Quote the listing below in its entirety.

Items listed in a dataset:
########################################
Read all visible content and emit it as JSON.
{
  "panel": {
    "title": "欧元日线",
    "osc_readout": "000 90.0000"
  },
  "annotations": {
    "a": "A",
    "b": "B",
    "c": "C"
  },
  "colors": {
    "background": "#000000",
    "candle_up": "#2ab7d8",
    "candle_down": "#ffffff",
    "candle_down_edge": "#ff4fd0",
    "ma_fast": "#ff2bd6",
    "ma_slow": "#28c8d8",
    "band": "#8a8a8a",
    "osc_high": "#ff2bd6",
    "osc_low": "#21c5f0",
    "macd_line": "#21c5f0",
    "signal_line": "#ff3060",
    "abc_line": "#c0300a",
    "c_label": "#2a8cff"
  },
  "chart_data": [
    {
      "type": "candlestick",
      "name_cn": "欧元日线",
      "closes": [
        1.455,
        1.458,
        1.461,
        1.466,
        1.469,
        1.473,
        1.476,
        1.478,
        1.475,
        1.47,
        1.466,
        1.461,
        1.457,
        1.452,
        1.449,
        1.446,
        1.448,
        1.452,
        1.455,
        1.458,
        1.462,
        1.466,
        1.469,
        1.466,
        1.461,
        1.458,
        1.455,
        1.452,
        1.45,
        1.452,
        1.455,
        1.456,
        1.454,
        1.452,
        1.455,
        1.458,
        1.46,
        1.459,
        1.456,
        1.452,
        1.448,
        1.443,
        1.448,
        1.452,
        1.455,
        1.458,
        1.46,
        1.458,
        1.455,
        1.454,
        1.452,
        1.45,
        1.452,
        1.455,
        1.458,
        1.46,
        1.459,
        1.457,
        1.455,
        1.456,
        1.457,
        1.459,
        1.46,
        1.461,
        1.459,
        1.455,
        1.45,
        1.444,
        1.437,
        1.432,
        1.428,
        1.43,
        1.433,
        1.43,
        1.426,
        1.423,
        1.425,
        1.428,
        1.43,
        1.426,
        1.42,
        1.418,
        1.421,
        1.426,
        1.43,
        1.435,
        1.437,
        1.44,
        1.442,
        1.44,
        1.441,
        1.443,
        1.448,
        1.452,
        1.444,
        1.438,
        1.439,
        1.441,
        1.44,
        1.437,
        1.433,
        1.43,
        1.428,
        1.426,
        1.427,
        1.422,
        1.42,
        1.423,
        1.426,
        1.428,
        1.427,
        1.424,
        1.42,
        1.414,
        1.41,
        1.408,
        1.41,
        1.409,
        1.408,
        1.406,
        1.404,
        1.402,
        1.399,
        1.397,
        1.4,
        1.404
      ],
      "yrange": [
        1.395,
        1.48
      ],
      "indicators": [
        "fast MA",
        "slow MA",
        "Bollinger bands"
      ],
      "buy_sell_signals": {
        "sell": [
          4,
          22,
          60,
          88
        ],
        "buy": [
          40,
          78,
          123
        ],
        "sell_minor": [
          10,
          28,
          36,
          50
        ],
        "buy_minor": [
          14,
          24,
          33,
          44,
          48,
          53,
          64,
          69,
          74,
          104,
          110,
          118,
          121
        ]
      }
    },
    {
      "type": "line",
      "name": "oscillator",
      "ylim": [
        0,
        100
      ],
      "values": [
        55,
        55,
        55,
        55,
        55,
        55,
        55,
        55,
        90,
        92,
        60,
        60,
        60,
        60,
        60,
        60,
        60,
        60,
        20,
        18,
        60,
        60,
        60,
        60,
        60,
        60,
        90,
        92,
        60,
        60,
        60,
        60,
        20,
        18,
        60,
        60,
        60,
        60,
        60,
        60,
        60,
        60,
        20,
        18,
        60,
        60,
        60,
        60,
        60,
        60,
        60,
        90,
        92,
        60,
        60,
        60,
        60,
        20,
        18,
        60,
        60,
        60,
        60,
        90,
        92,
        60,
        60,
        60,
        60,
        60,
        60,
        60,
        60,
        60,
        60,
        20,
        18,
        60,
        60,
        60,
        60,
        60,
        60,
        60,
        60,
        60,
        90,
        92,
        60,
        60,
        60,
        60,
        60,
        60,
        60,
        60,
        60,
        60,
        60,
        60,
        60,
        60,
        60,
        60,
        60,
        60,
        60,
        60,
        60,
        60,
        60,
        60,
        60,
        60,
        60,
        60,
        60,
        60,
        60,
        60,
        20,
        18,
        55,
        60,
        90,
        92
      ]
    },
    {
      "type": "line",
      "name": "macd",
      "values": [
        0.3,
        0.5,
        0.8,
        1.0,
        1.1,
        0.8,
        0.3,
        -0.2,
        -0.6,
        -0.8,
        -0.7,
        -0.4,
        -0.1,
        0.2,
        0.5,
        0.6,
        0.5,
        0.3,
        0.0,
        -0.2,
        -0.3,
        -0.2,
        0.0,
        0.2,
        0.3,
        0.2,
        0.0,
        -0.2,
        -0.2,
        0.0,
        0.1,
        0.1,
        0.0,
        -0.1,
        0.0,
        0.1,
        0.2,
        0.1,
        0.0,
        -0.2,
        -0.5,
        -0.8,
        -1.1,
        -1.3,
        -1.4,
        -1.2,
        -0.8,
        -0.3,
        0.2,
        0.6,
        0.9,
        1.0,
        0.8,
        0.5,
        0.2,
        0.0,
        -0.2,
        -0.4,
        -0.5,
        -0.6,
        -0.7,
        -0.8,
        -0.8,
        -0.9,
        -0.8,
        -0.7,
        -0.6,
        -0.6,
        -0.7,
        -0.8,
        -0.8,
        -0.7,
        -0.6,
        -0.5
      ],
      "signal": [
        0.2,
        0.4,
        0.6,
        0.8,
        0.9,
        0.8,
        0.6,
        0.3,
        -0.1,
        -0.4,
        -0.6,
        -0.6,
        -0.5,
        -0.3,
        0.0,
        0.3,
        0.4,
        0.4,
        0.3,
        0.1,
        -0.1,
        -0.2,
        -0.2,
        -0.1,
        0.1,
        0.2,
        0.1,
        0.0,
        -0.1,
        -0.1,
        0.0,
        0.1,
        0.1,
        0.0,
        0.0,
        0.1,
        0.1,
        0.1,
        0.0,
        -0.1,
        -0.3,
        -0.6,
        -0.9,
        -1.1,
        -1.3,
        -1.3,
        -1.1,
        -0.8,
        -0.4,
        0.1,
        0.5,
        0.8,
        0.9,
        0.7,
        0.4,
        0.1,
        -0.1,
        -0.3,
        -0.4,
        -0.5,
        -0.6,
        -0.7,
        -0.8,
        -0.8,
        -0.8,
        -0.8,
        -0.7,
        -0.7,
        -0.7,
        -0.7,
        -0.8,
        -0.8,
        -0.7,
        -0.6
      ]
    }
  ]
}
########################################
**Correct output**
Read all visible content and emit it as JSON.
{
  "panel": {
    "title": "欧元日线",
    "osc_readout": "000 90.0000"
  },
  "annotations": {
    "a": "A",
    "b": "B",
    "c": "C"
  },
  "colors": {
    "background": "#000000",
    "candle_up": "#2ab7d8",
    "candle_down": "#ffffff",
    "candle_down_edge": "#ff4fd0",
    "ma_fast": "#ff2bd6",
    "ma_slow": "#28c8d8",
    "band": "#8a8a8a",
    "osc_high": "#ff2bd6",
    "osc_low": "#21c5f0",
    "macd_line": "#21c5f0",
    "signal_line": "#ff3060",
    "abc_line": "#c0300a",
    "c_label": "#2a8cff"
  },
  "chart_data": [
    {
      "type": "candlestick",
      "name_cn": "欧元日线",
      "closes": [
        1.455,
        1.458,
        1.461,
        1.466,
        1.469,
        1.473,
        1.476,
        1.478,
        1.475,
        1.47,
        1.466,
        1.461,
        1.457,
        1.452,
        1.449,
        1.446,
        1.448,
        1.452,
        1.455,
        1.458,
        1.462,
        1.466,
        1.469,
        1.466,
        1.461,
        1.458,
        1.455,
        1.452,
        1.45,
        1.452,
        1.455,
        1.456,
        1.454,
        1.452,
        1.455,
        1.458,
        1.46,
        1.459,
        1.456,
        1.452,
        1.448,
        1.443,
        1.448,
        1.452,
        1.455,
        1.458,
        1.46,
        1.458,
        1.455,
        1.454,
        1.452,
        1.45,
        1.452,
        1.455,
        1.458,
        1.46,
        1.459,
        1.457,
        1.455,
        1.456,
        1.457,
        1.459,
        1.46,
        1.461,
        1.459,
        1.455,
        1.45,
        1.444,
        1.437,
        1.432,
        1.428,
        1.43,
        1.433,
        1.43,
        1.426,
        1.423,
        1.425,
        1.428,
        1.43,
        1.426,
        1.42,
        1.418,
        1.421,
        1.426,
        1.43,
        1.435,
        1.437,
        1.44,
        1.442,
        1.44,
        1.441,
        1.443,
        1.448,
        1.452,
        1.444,
        1.438,
        1.439,
        1.441,
        1.44,
        1.437,
        1.433,
        1.43,
        1.428,
        1.426,
        1.427,
        1.422,
        1.42,
        1.423,
        1.426,
        1.428,
        1.427,
        1.424,
        1.42,
        1.414,
        1.41,
        1.408,
        1.41,
        1.409,
        1.408,
        1.406,
        1.404,
        1.402,
        1.399,
        1.397,
        1.4,
        1.404
      ],
      "yrange": [
        1.395,
        1.48
      ],
      "indicators": [
        "fast MA",
        "slow MA",
        "Bollinger bands"
      ],
      "buy_sell_signals": {
        "sell": [
          4,
          22,
          60,
          88
        ],
        "buy": [
          40,
          78,
          123
        ],
        "sell_minor": [
          10,
          28,
          36,
          50
        ],
        "buy_minor": [
          14,
          24,
          33,
          44,
          48,
          53,
          64,
          69,
          74,
          104,
          110,
          118,
          121
        ]
      }
    },
    {
      "type": "line",
      "name": "oscillator",
      "ylim": [
        0,
        100
      ],
      "values": [
        55,
        55,
        55,
        55,
        55,
        55,
        55,
        55,
        90,
        92,
        60,
        60,
        60,
        60,
        60,
        60,
        60,
        60,
        20,
        18,
        60,
        60,
        60,
        60,
        60,
        60,
        90,
        92,
        60,
        60,
        60,
        60,
        20,
        18,
        60,
        60,
        60,
        60,
        60,
        60,
        60,
        60,
        20,
        18,
        60,
        60,
        60,
        60,
        60,
        60,
        60,
        90,
        92,
        60,
        60,
        60,
        60,
        20,
        18,
        60,
        60,
        60,
        60,
        90,
        92,
        60,
        60,
        60,
        60,
        60,
        60,
        60,
        60,
        60,
        60,
        20,
        18,
        60,
        60,
        60,
        60,
        60,
        60,
        60,
        60,
        60,
        90,
        92,
        60,
        60,
        60,
        60,
        60,
        60,
        60,
        60,
        60,
        60,
        60,
        60,
        60,
        60,
        60,
        60,
        60,
        60,
        60,
        60,
        60,
        60,
        60,
        60,
        60,
        60,
        60,
        60,
        60,
        60,
        60,
        60,
        20,
        18,
        55,
        60,
        90,
        92
      ]
    },
    {
      "type": "line",
      "name": "macd",
      "values": [
        0.3,
        0.5,
        0.8,
        1.0,
        1.1,
        0.8,
        0.3,
        -0.2,
        -0.6,
        -0.8,
        -0.7,
        -0.4,
        -0.1,
        0.2,
        0.5,
        0.6,
        0.5,
        0.3,
        0.0,
        -0.2,
        -0.3,
        -0.2,
        0.0,
        0.2,
        0.3,
        0.2,
        0.0,
        -0.2,
        -0.2,
        0.0,
        0.1,
        0.1,
        0.0,
        -0.1,
        0.0,
        0.1,
        0.2,
        0.1,
        0.0,
        -0.2,
        -0.5,
        -0.8,
        -1.1,
        -1.3,
        -1.4,
        -1.2,
        -0.8,
        -0.3,
        0.2,
        0.6,
        0.9,
        1.0,
        0.8,
        0.5,
        0.2,
        0.0,
        -0.2,
        -0.4,
        -0.5,
        -0.6,
        -0.7,
        -0.8,
        -0.8,
        -0.9,
        -0.8,
        -0.7,
        -0.6,
        -0.6,
        -0.7,
        -0.8,
        -0.8,
        -0.7,
        -0.6,
        -0.5
      ],
      "signal": [
        0.2,
        0.4,
        0.6,
        0.8,
        0.9,
        0.8,
        0.6,
        0.3,
        -0.1,
        -0.4,
        -0.6,
        -0.6,
        -0.5,
        -0.3,
        0.0,
        0.3,
        0.4,
        0.4,
        0.3,
        0.1,
        -0.1,
        -0.2,
        -0.2,
        -0.1,
        0.1,
        0.2,
        0.1,
        0.0,
        -0.1,
        -0.1,
        0.0,
        0.1,
        0.1,
        0.0,
        0.0,
        0.1,
        0.1,
        0.1,
        0.0,
        -0.1,
        -0.3,
        -0.6,
        -0.9,
        -1.1,
        -1.3,
        -1.3,
        -1.1,
        -0.8,
        -0.4,
        0.1,
        0.5,
        0.8,
        0.9,
        0.7,
        0.4,
        0.1,
        -0.1,
        -0.3,
        -0.4,
        -0.5,
        -0.6,
        -0.7,
        -0.8,
        -0.8,
        -0.8,
        -0.8,
        -0.7,
        -0.7,
        -0.7,
        -0.7,
        -0.8,
        -0.8,
        -0.7,
        -0.6
      ]
    }
  ]
}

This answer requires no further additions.